Exercise instructions ::
Only lines with the word "panel" are needed; collect each of them from the listing below.
*-*-*
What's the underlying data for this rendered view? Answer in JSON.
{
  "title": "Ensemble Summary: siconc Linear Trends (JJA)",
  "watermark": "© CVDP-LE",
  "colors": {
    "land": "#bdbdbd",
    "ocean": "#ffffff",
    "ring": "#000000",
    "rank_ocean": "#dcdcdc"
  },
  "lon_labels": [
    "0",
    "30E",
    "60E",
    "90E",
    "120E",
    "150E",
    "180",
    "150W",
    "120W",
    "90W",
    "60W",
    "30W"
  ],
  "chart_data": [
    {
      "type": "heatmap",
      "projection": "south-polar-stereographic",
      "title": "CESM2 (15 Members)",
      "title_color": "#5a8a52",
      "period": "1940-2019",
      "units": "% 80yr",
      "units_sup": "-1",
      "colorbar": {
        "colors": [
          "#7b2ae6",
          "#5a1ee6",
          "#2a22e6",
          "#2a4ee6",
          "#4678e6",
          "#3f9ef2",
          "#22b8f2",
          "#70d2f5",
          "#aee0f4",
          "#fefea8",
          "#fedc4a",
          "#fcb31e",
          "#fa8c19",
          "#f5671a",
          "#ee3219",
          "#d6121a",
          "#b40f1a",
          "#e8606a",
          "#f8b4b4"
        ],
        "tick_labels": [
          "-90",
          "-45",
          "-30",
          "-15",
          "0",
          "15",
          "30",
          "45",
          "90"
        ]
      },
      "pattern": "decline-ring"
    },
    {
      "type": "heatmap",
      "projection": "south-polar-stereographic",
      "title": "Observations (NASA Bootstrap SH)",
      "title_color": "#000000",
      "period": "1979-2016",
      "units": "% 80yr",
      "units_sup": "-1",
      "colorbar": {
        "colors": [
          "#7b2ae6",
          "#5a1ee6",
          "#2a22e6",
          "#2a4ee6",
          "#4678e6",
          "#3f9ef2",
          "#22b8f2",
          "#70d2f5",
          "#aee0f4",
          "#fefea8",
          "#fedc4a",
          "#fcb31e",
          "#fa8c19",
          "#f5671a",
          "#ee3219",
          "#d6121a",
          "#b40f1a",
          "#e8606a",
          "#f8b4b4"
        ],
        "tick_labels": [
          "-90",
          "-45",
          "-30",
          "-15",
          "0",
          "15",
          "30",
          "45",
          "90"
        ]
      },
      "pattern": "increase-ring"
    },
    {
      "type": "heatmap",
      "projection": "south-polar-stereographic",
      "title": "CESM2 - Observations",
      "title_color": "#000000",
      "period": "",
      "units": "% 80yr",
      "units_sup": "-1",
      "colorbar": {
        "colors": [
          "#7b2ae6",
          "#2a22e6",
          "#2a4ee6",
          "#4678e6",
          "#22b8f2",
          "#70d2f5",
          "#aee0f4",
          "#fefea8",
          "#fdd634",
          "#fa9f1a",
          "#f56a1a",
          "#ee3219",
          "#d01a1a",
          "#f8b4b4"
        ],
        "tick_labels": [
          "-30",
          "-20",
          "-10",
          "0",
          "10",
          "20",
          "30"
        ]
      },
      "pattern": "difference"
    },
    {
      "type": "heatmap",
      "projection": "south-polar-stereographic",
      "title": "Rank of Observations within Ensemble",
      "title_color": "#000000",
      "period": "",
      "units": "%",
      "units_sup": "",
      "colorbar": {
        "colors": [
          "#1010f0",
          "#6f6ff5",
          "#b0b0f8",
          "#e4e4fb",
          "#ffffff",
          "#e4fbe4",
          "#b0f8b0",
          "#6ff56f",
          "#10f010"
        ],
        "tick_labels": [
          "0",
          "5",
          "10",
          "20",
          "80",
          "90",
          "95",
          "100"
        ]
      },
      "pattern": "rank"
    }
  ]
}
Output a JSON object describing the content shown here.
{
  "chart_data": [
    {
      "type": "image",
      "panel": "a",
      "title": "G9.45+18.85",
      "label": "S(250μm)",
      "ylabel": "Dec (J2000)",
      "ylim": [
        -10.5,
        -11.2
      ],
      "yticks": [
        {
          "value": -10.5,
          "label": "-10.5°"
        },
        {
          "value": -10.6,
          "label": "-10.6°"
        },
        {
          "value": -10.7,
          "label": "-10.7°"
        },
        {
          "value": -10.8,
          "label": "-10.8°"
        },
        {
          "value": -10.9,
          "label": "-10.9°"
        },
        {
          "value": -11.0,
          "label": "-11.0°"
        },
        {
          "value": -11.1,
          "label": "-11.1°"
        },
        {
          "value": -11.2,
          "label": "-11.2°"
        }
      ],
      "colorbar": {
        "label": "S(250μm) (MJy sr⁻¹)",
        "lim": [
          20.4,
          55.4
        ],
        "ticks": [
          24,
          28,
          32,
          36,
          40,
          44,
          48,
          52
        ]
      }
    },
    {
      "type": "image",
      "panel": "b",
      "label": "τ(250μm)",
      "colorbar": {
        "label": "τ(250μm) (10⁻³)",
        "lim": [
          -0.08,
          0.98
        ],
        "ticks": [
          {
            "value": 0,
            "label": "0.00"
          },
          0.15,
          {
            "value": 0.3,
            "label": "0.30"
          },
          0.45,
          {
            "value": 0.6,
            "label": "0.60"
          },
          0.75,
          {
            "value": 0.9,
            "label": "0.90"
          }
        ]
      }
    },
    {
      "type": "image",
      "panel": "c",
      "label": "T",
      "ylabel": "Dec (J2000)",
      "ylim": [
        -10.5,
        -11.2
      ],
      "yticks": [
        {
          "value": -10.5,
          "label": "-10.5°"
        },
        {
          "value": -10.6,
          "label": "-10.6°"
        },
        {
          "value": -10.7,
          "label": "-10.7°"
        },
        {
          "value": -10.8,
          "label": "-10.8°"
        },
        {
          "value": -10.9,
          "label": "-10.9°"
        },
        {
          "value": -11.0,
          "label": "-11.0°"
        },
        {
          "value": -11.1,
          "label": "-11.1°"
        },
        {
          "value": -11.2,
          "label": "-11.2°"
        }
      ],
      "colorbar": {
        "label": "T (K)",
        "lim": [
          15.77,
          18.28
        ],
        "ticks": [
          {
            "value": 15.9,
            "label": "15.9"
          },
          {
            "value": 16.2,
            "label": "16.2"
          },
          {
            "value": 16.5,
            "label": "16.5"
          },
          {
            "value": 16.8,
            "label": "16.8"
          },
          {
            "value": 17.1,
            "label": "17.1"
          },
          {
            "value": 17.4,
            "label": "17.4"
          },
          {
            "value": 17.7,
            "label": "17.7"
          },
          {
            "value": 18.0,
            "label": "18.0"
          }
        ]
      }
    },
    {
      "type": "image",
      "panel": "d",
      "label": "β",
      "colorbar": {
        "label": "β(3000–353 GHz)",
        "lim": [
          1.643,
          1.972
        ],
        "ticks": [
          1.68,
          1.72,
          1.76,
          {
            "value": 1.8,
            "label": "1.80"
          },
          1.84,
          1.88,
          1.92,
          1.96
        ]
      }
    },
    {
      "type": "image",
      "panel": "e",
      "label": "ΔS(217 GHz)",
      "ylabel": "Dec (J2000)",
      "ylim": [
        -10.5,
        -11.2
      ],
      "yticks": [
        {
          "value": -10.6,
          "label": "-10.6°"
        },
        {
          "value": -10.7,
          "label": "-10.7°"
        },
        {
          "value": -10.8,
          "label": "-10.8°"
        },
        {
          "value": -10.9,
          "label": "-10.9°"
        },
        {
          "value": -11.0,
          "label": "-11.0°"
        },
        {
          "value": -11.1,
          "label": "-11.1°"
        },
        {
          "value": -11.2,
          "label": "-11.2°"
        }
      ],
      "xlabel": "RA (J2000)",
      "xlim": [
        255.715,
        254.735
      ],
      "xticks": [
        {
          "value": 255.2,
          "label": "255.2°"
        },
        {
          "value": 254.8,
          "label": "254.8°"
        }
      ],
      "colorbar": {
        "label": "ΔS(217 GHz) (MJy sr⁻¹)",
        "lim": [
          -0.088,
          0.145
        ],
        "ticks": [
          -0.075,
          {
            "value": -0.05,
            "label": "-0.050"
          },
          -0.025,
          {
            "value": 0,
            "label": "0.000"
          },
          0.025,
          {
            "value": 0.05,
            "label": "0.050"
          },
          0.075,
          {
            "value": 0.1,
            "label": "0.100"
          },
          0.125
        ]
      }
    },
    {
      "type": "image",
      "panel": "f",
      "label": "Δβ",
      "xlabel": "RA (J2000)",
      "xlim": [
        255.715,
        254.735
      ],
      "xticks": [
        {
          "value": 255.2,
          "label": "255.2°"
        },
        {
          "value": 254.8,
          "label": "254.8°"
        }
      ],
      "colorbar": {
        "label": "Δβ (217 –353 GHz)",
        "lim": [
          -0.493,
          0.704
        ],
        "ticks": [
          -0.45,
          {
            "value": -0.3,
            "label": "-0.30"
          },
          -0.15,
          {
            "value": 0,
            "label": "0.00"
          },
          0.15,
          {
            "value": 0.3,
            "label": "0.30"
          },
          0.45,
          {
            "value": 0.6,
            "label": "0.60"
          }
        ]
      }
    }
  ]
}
*-*-*
Solution ::
      "panel": "a",
      "panel": "b",
      "panel": "c",
      "panel": "d",
      "panel": "e",
      "panel": "f",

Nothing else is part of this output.